◆ Stated exercise: Gather every line of the entries that includes the word "Lawrence".

◆ Data for this task:
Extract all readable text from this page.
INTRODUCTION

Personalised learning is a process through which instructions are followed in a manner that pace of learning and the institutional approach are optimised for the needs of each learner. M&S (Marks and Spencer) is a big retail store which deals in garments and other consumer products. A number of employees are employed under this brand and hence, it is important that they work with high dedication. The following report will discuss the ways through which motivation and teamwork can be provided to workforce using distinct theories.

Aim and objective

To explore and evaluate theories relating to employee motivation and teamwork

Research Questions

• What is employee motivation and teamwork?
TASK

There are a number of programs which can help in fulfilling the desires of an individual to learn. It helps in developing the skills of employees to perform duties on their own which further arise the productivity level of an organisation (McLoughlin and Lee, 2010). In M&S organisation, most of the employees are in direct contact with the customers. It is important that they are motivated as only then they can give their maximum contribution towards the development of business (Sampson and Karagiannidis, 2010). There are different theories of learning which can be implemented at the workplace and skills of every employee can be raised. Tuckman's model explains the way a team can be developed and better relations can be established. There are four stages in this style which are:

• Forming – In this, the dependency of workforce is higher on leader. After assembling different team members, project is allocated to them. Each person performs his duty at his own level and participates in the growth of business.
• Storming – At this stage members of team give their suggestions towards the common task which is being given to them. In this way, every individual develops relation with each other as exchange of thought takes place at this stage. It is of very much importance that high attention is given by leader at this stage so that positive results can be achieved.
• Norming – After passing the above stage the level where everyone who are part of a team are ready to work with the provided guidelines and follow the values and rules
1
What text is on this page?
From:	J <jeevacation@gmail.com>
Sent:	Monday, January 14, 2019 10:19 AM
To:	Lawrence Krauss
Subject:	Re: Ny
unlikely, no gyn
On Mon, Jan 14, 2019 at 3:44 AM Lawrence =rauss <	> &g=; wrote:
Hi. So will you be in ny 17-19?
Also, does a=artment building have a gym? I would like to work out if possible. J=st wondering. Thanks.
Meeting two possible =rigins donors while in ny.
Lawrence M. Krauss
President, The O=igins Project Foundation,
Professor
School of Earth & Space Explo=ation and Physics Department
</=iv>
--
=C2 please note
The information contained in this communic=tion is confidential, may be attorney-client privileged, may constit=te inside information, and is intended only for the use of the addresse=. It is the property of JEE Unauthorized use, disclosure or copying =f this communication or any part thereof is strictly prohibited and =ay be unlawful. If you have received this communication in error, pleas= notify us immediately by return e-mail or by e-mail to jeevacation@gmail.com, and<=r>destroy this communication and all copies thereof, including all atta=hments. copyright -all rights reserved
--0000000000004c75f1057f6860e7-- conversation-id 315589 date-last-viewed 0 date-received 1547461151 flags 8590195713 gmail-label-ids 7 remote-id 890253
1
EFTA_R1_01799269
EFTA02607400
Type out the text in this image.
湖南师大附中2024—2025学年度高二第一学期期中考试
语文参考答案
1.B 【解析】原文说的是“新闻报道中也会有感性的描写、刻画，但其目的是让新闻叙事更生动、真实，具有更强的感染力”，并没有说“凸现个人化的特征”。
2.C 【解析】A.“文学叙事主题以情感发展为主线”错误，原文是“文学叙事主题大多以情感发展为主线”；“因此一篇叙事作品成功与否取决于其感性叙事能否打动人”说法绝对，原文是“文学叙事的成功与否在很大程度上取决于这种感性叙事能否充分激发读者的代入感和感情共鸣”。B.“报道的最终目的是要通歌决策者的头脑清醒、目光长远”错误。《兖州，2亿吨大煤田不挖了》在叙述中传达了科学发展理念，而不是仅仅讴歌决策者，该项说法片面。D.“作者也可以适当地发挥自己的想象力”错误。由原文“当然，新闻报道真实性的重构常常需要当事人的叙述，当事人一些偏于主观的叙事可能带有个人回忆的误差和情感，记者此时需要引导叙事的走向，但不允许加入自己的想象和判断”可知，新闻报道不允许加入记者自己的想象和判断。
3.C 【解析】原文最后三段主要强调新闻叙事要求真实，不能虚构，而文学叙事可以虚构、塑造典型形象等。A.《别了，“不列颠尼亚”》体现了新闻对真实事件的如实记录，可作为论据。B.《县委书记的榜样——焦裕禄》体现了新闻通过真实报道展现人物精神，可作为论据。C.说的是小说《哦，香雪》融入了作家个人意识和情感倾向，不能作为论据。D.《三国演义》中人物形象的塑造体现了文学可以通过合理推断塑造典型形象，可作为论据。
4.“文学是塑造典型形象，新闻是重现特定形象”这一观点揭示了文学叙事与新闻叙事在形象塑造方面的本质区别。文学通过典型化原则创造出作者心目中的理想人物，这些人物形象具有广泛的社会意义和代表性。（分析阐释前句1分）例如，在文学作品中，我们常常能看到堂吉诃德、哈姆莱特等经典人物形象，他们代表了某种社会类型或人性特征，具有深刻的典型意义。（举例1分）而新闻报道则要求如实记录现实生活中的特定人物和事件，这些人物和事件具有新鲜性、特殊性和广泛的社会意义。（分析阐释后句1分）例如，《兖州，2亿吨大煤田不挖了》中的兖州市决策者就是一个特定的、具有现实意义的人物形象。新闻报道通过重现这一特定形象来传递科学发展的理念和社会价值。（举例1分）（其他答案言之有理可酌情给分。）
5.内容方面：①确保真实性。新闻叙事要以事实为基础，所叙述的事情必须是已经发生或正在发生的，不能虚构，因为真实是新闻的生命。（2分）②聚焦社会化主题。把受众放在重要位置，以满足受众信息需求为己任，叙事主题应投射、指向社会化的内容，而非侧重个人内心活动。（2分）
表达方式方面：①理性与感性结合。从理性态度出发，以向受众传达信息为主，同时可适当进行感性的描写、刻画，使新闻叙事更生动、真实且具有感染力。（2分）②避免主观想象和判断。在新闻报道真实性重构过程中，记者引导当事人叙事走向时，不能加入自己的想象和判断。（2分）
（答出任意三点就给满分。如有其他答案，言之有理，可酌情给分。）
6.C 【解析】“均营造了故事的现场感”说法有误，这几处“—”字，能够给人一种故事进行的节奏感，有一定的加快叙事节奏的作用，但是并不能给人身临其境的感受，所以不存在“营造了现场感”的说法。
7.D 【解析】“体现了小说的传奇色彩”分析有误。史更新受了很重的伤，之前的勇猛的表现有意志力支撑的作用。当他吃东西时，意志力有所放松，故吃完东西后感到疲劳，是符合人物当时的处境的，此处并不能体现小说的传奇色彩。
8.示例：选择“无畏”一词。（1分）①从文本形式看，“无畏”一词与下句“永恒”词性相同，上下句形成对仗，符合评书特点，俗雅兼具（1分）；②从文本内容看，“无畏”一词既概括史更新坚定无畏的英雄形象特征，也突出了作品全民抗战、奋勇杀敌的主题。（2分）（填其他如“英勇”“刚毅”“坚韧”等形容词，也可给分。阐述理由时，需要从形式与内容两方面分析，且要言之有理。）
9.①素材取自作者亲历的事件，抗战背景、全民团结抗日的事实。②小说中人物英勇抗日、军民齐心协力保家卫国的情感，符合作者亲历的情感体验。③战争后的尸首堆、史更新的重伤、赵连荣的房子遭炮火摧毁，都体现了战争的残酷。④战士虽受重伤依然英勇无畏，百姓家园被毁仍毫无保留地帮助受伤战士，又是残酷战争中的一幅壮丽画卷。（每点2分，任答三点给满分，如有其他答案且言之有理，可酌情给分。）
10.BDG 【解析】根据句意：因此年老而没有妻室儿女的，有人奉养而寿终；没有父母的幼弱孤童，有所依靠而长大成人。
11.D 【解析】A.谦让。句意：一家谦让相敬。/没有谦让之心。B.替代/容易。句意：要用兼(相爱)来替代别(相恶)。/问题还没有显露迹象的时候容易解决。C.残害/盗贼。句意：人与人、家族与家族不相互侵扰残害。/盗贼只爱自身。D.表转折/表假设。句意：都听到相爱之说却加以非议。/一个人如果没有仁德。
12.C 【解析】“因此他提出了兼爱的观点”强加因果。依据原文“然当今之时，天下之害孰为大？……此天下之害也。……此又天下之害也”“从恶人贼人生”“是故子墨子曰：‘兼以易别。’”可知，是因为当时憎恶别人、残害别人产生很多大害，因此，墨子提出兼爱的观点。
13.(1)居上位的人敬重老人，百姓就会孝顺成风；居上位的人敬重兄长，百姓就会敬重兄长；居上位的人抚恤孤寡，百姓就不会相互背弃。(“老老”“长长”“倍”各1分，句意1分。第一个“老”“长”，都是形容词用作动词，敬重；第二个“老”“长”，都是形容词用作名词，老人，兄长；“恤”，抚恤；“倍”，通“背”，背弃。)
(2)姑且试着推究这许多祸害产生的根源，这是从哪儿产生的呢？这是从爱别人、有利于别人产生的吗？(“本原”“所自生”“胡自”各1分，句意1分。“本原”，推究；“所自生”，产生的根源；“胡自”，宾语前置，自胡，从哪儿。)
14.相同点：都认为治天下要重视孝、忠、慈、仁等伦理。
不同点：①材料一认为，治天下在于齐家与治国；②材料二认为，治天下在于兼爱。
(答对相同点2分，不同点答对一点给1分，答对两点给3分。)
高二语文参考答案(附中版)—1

◆ Task response:
To:	Lawrence Krauss
On Mon, Jan 14, 2019 at 3:44 AM Lawrence =rauss <	> &g=; wrote:
Lawrence M. Krauss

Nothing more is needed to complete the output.